— RECORDS —
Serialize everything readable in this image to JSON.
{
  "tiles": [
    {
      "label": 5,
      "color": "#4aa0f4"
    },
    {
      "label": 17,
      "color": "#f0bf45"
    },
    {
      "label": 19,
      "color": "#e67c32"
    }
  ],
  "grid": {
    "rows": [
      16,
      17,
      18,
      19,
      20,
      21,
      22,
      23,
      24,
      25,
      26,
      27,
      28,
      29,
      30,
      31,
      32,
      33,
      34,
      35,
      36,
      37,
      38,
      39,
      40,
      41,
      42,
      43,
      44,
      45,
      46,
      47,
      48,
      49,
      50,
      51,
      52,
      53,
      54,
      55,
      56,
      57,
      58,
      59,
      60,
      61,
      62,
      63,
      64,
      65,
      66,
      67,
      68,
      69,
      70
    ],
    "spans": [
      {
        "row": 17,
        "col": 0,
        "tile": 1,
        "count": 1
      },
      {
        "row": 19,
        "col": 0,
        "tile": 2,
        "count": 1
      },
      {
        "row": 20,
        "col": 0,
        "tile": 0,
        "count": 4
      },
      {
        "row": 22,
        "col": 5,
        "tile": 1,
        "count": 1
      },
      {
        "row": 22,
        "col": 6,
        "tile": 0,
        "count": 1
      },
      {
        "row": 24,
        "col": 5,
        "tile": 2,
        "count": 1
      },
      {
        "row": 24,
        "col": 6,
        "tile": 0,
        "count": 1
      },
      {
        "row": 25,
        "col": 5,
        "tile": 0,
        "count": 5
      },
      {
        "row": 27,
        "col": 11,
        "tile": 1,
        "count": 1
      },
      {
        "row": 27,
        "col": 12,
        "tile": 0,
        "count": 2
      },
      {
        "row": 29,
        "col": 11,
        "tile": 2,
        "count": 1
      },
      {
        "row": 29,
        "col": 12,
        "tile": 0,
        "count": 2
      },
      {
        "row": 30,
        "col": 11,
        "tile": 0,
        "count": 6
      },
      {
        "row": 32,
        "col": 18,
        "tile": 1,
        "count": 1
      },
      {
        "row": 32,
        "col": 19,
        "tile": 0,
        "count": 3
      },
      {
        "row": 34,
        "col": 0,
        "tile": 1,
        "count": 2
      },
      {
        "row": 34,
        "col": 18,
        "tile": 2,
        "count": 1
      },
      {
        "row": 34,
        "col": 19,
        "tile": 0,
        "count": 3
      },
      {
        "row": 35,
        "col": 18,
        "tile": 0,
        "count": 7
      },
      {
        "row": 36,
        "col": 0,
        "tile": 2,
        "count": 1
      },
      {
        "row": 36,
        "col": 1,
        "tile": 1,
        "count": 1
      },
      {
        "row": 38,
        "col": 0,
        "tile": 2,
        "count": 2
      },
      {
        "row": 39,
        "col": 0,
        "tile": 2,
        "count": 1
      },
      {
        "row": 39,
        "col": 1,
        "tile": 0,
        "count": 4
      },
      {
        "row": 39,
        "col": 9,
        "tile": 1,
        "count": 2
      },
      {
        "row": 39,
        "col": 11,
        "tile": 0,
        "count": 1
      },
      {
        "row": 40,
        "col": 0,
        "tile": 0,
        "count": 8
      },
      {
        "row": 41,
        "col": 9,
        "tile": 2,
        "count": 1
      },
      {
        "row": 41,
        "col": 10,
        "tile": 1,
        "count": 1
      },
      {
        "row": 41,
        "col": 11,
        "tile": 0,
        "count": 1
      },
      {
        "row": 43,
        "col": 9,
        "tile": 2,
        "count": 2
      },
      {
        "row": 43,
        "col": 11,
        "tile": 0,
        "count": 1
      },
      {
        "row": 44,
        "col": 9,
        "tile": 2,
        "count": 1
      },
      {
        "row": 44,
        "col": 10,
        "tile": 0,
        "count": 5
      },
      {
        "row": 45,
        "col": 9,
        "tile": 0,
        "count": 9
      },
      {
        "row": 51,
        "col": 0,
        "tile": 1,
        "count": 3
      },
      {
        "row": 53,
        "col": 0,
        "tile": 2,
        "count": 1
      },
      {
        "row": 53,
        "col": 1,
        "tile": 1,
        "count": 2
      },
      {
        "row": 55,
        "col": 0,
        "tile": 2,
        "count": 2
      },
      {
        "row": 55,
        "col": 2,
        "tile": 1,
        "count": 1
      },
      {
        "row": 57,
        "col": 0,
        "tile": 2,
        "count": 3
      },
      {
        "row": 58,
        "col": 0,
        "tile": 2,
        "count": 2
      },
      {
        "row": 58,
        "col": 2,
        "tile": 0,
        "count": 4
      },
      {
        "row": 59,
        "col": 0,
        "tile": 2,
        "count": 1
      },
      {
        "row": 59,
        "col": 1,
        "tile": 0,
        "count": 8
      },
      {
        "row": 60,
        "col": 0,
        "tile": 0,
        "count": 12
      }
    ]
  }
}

— YOUR TASK —
The entries above must be returned exactly.

— IN RESPONSE —
Serialize everything readable in this image to JSON.
{
  "tiles": [
    {
      "label": 5,
      "color": "#4aa0f4"
    },
    {
      "label": 17,
      "color": "#f0bf45"
    },
    {
      "label": 19,
      "color": "#e67c32"
    }
  ],
  "grid": {
    "rows": [
      16,
      17,
      18,
      19,
      20,
      21,
      22,
      23,
      24,
      25,
      26,
      27,
      28,
      29,
      30,
      31,
      32,
      33,
      34,
      35,
      36,
      37,
      38,
      39,
      40,
      41,
      42,
      43,
      44,
      45,
      46,
      47,
      48,
      49,
      50,
      51,
      52,
      53,
      54,
      55,
      56,
      57,
      58,
      59,
      60,
      61,
      62,
      63,
      64,
      65,
      66,
      67,
      68,
      69,
      70
    ],
    "spans": [
      {
        "row": 17,
        "col": 0,
        "tile": 1,
        "count": 1
      },
      {
        "row": 19,
        "col": 0,
        "tile": 2,
        "count": 1
      },
      {
        "row": 20,
        "col": 0,
        "tile": 0,
        "count": 4
      },
      {
        "row": 22,
        "col": 5,
        "tile": 1,
        "count": 1
      },
      {
        "row": 22,
        "col": 6,
        "tile": 0,
        "count": 1
      },
      {
        "row": 24,
        "col": 5,
        "tile": 2,
        "count": 1
      },
      {
        "row": 24,
        "col": 6,
        "tile": 0,
        "count": 1
      },
      {
        "row": 25,
        "col": 5,
        "tile": 0,
        "count": 5
      },
      {
        "row": 27,
        "col": 11,
        "tile": 1,
        "count": 1
      },
      {
        "row": 27,
        "col": 12,
        "tile": 0,
        "count": 2
      },
      {
        "row": 29,
        "col": 11,
        "tile": 2,
        "count": 1
      },
      {
        "row": 29,
        "col": 12,
        "tile": 0,
        "count": 2
      },
      {
        "row": 30,
        "col": 11,
        "tile": 0,
        "count": 6
      },
      {
        "row": 32,
        "col": 18,
        "tile": 1,
        "count": 1
      },
      {
        "row": 32,
        "col": 19,
        "tile": 0,
        "count": 3
      },
      {
        "row": 34,
        "col": 0,
        "tile": 1,
        "count": 2
      },
      {
        "row": 34,
        "col": 18,
        "tile": 2,
        "count": 1
      },
      {
        "row": 34,
        "col": 19,
        "tile": 0,
        "count": 3
      },
      {
        "row": 35,
        "col": 18,
        "tile": 0,
        "count": 7
      },
      {
        "row": 36,
        "col": 0,
        "tile": 2,
        "count": 1
      },
      {
        "row": 36,
        "col": 1,
        "tile": 1,
        "count": 1
      },
      {
        "row": 38,
        "col": 0,
        "tile": 2,
        "count": 2
      },
      {
        "row": 39,
        "col": 0,
        "tile": 2,
        "count": 1
      },
      {
        "row": 39,
        "col": 1,
        "tile": 0,
        "count": 4
      },
      {
        "row": 39,
        "col": 9,
        "tile": 1,
        "count": 2
      },
      {
        "row": 39,
        "col": 11,
        "tile": 0,
        "count": 1
      },
      {
        "row": 40,
        "col": 0,
        "tile": 0,
        "count": 8
      },
      {
        "row": 41,
        "col": 9,
        "tile": 2,
        "count": 1
      },
      {
        "row": 41,
        "col": 10,
        "tile": 1,
        "count": 1
      },
      {
        "row": 41,
        "col": 11,
        "tile": 0,
        "count": 1
      },
      {
        "row": 43,
        "col": 9,
        "tile": 2,
        "count": 2
      },
      {
        "row": 43,
        "col": 11,
        "tile": 0,
        "count": 1
      },
      {
        "row": 44,
        "col": 9,
        "tile": 2,
        "count": 1
      },
      {
        "row": 44,
        "col": 10,
        "tile": 0,
        "count": 5
      },
      {
        "row": 45,
        "col": 9,
        "tile": 0,
        "count": 9
      },
      {
        "row": 51,
        "col": 0,
        "tile": 1,
        "count": 3
      },
      {
        "row": 53,
        "col": 0,
        "tile": 2,
        "count": 1
      },
      {
        "row": 53,
        "col": 1,
        "tile": 1,
        "count": 2
      },
      {
        "row": 55,
        "col": 0,
        "tile": 2,
        "count": 2
      },
      {
        "row": 55,
        "col": 2,
        "tile": 1,
        "count": 1
      },
      {
        "row": 57,
        "col": 0,
        "tile": 2,
        "count": 3
      },
      {
        "row": 58,
        "col": 0,
        "tile": 2,
        "count": 2
      },
      {
        "row": 58,
        "col": 2,
        "tile": 0,
        "count": 4
      },
      {
        "row": 59,
        "col": 0,
        "tile": 2,
        "count": 1
      },
      {
        "row": 59,
        "col": 1,
        "tile": 0,
        "count": 8
      },
      {
        "row": 60,
        "col": 0,
        "tile": 0,
        "count": 12
      }
    ]
  }
}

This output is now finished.